(Extracted data entries)
☆ ☆ ☆ ☆

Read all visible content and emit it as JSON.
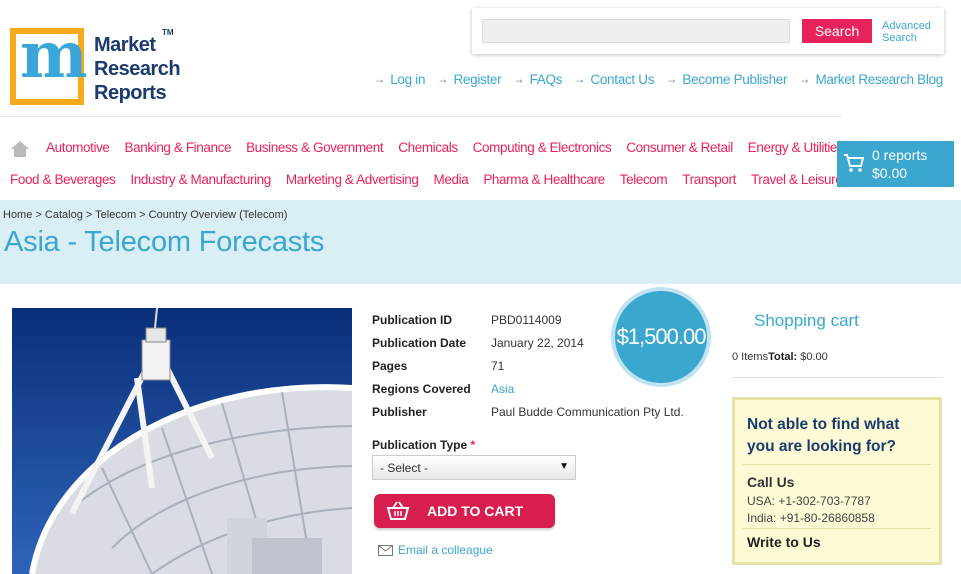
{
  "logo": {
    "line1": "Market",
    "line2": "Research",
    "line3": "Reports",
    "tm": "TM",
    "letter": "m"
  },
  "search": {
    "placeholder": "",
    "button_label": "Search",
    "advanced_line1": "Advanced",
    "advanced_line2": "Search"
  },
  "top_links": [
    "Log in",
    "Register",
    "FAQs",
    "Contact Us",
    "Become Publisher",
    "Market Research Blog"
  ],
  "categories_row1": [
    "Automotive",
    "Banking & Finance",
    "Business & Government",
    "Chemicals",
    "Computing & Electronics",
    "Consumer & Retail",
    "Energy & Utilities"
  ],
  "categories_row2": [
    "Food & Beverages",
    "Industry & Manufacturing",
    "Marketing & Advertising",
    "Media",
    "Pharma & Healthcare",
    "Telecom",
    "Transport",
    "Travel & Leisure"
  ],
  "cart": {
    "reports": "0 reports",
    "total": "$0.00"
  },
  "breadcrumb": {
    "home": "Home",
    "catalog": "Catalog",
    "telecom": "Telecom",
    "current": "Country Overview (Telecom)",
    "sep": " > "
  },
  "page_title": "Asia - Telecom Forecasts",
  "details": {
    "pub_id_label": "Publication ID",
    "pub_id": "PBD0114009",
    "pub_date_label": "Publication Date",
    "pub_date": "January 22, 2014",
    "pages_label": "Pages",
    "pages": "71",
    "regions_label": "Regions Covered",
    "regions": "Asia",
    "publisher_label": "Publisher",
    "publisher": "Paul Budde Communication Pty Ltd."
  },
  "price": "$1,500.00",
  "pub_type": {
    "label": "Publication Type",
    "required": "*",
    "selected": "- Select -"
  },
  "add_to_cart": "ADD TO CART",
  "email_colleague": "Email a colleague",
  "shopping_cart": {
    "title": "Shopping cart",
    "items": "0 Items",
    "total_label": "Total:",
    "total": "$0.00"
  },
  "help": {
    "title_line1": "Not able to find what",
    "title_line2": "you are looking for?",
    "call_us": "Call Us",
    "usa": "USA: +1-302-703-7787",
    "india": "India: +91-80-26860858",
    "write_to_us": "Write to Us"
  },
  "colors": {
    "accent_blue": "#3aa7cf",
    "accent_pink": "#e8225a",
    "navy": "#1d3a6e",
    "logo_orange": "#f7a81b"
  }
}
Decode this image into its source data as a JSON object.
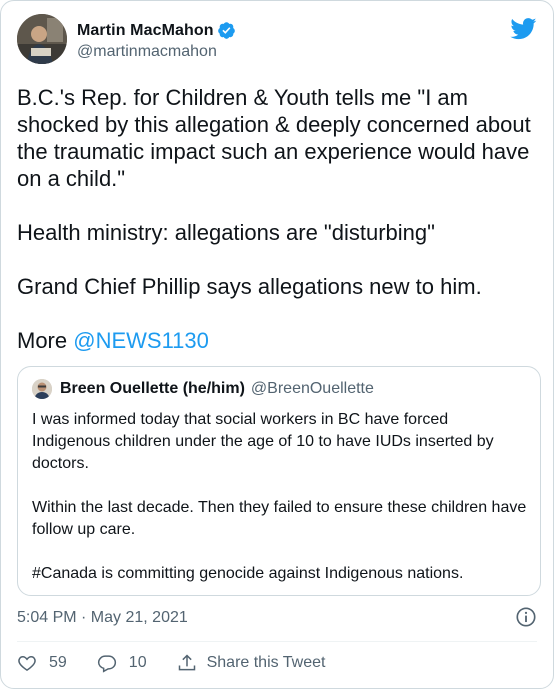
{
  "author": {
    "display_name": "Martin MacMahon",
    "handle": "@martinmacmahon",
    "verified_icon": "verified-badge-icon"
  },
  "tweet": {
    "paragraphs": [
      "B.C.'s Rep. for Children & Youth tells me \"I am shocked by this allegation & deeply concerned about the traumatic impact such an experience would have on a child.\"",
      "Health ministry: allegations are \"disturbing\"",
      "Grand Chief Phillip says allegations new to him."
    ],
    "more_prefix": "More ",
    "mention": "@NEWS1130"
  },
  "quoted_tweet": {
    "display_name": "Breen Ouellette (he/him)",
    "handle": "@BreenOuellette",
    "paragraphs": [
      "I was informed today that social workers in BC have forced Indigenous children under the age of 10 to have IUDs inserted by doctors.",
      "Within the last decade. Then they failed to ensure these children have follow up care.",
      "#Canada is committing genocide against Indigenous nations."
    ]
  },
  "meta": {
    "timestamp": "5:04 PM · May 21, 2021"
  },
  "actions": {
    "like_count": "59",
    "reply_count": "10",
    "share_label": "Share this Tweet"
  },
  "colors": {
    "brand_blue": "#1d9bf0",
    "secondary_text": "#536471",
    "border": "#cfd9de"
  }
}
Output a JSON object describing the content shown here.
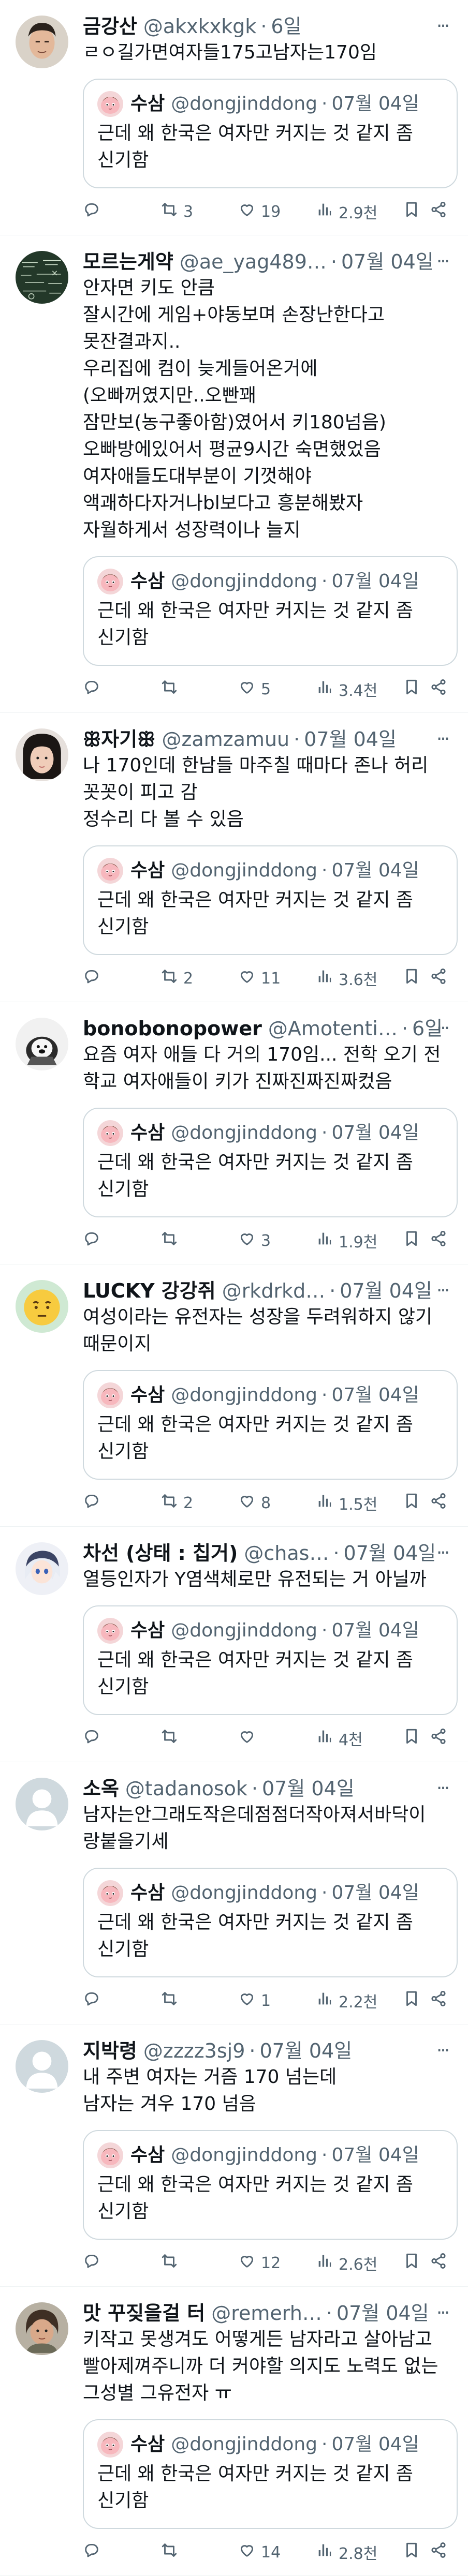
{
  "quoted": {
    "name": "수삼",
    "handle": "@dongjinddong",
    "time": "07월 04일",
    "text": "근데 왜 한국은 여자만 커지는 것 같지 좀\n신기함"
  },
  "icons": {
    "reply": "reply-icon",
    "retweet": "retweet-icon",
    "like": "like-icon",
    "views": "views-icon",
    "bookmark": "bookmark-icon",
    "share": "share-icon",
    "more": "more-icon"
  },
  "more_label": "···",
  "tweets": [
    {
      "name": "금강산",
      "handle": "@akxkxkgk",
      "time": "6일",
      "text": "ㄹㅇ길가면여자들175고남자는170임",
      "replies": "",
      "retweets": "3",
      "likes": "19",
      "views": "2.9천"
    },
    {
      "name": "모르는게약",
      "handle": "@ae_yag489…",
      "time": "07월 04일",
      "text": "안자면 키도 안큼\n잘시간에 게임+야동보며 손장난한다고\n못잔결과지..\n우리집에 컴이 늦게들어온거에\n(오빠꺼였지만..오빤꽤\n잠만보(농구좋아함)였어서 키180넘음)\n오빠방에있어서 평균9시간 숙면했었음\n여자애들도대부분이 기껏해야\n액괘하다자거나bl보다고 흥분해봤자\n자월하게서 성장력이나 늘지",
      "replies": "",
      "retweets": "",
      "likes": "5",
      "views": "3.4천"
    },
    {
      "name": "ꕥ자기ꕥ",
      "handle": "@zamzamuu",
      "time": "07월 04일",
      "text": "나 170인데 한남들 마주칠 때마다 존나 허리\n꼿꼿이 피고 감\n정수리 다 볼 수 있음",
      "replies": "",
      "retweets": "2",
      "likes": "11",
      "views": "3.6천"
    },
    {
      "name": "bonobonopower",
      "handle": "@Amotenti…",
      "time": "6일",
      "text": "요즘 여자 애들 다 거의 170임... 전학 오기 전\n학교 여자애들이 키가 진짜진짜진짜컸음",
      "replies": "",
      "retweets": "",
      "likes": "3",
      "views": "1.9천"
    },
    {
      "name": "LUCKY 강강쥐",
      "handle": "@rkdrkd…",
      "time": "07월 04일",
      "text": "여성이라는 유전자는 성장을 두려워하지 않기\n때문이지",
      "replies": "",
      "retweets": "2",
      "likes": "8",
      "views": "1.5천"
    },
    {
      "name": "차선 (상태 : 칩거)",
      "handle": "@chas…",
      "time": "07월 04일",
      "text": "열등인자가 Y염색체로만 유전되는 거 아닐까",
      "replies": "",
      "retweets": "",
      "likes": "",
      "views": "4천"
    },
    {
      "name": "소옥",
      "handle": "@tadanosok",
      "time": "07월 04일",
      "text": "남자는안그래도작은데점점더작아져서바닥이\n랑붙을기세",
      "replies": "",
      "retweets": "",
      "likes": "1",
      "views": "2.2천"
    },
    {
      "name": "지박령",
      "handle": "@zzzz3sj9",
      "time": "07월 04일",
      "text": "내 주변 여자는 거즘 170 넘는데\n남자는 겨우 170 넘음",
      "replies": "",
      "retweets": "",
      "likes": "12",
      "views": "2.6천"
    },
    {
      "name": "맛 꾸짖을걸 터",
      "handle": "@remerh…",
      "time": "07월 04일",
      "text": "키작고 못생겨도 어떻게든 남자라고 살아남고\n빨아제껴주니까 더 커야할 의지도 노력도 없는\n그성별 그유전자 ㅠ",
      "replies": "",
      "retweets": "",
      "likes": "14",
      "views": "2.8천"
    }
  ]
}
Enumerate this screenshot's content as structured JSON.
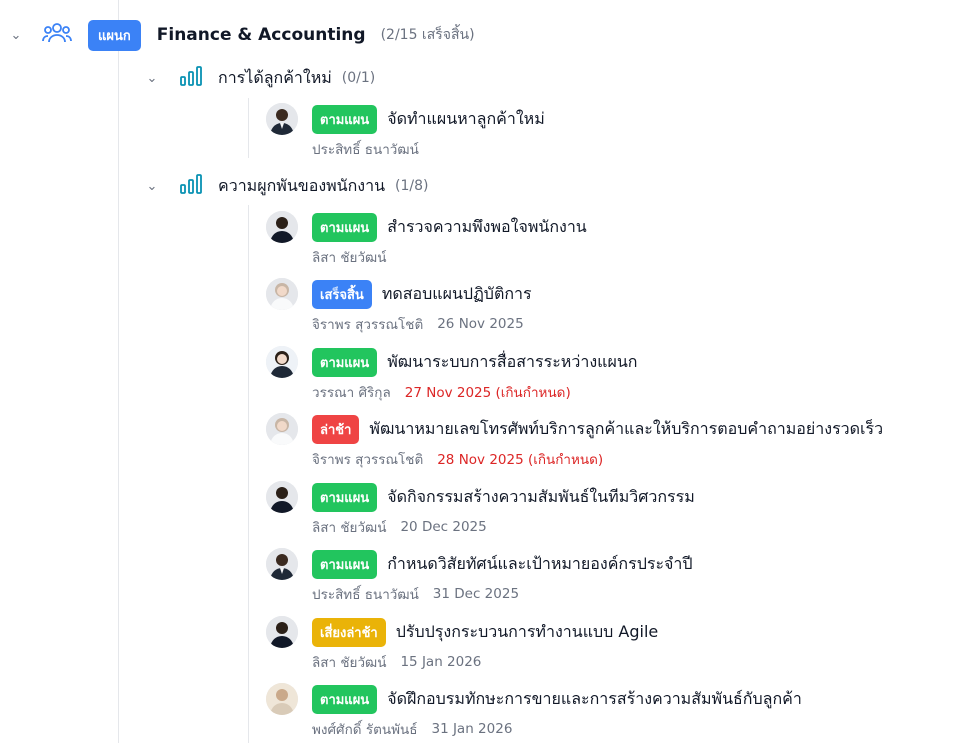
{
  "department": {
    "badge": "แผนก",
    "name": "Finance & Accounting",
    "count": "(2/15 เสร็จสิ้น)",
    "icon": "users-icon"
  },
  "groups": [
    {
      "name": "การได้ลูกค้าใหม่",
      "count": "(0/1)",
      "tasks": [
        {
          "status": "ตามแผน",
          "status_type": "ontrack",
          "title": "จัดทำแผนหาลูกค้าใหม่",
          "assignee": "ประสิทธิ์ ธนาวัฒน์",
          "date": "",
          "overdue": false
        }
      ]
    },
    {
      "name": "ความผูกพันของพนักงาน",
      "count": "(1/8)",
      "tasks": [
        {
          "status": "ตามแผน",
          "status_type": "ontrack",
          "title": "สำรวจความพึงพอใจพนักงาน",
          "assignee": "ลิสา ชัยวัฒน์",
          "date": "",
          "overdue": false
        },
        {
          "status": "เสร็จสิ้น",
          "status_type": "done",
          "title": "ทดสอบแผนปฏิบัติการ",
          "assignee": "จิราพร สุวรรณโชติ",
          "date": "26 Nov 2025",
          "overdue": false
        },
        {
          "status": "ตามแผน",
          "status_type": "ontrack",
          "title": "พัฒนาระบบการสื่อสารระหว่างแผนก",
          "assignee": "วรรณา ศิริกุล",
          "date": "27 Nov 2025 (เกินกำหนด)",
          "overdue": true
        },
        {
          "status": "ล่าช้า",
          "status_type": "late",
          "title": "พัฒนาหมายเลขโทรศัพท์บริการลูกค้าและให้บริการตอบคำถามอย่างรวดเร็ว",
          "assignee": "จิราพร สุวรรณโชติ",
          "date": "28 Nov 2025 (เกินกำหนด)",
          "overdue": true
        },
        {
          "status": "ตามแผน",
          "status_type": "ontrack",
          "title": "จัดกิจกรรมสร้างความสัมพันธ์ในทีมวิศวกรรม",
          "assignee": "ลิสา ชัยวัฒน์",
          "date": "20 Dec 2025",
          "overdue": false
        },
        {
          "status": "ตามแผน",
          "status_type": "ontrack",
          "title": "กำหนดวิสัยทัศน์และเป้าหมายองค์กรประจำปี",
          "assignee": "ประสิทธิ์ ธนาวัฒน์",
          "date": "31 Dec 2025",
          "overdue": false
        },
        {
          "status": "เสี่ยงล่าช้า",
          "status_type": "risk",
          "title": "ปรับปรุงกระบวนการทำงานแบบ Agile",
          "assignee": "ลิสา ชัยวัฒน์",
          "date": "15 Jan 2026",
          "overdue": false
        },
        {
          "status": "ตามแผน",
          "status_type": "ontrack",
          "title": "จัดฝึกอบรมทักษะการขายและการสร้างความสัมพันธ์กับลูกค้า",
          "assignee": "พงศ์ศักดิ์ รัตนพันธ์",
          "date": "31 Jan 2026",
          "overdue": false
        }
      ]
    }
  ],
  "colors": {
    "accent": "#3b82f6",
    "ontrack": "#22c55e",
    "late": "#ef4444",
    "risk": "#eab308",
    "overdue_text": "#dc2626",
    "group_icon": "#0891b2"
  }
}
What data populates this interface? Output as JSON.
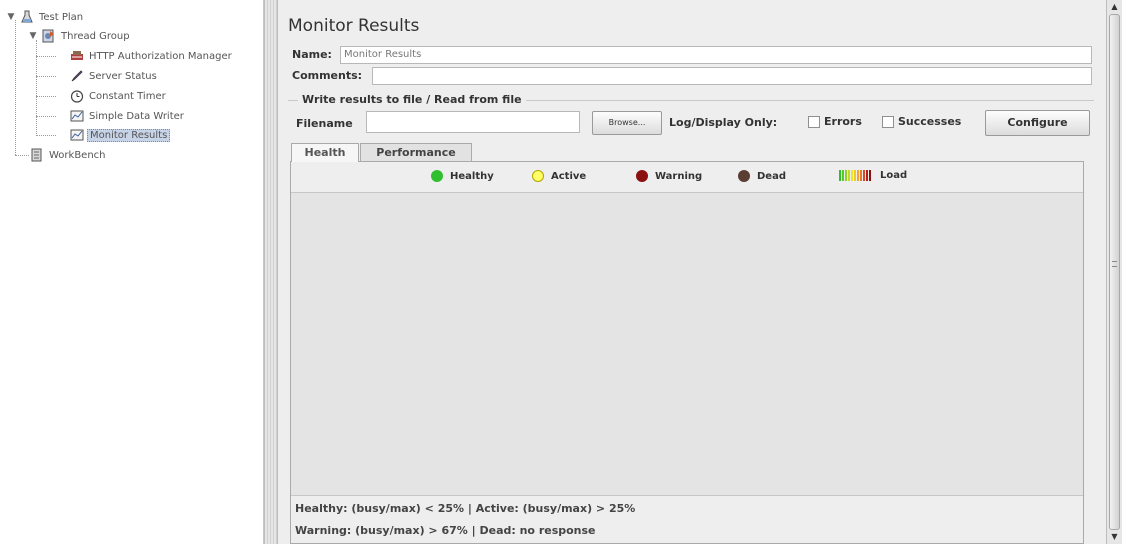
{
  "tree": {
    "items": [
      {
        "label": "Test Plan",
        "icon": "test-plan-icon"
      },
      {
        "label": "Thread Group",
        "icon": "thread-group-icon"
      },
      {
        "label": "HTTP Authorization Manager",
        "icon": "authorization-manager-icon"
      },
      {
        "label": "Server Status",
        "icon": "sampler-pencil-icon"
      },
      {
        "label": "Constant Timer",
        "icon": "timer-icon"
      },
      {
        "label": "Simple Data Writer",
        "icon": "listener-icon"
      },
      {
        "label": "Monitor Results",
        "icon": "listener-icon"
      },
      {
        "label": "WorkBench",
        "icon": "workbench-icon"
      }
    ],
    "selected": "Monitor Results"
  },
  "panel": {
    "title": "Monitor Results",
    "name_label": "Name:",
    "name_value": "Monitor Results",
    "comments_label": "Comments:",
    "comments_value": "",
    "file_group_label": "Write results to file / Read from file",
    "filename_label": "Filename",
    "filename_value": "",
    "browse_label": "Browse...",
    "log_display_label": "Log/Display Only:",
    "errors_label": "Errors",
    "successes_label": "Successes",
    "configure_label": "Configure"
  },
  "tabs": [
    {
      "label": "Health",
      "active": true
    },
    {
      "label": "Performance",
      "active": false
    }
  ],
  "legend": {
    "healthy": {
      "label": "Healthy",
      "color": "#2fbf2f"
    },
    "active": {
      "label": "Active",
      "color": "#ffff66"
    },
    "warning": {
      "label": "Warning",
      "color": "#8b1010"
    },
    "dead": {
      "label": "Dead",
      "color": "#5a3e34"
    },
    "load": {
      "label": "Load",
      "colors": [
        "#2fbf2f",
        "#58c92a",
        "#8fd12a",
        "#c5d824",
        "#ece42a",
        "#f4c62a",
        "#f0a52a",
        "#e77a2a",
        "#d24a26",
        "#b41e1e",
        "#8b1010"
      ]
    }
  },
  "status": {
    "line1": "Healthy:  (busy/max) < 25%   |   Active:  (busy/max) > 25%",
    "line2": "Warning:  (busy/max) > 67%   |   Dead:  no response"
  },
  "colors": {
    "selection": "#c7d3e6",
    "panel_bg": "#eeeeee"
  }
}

☆ ☆ ☆ ☆

→ **YOUR INSTRUCTIONS**
From the data, pick out every line that includes "Output".

→ **SOLUTION TO THIS EXERCISE**
Output a JSON object describing the content shown here.
What data populates this interface? Output as JSON.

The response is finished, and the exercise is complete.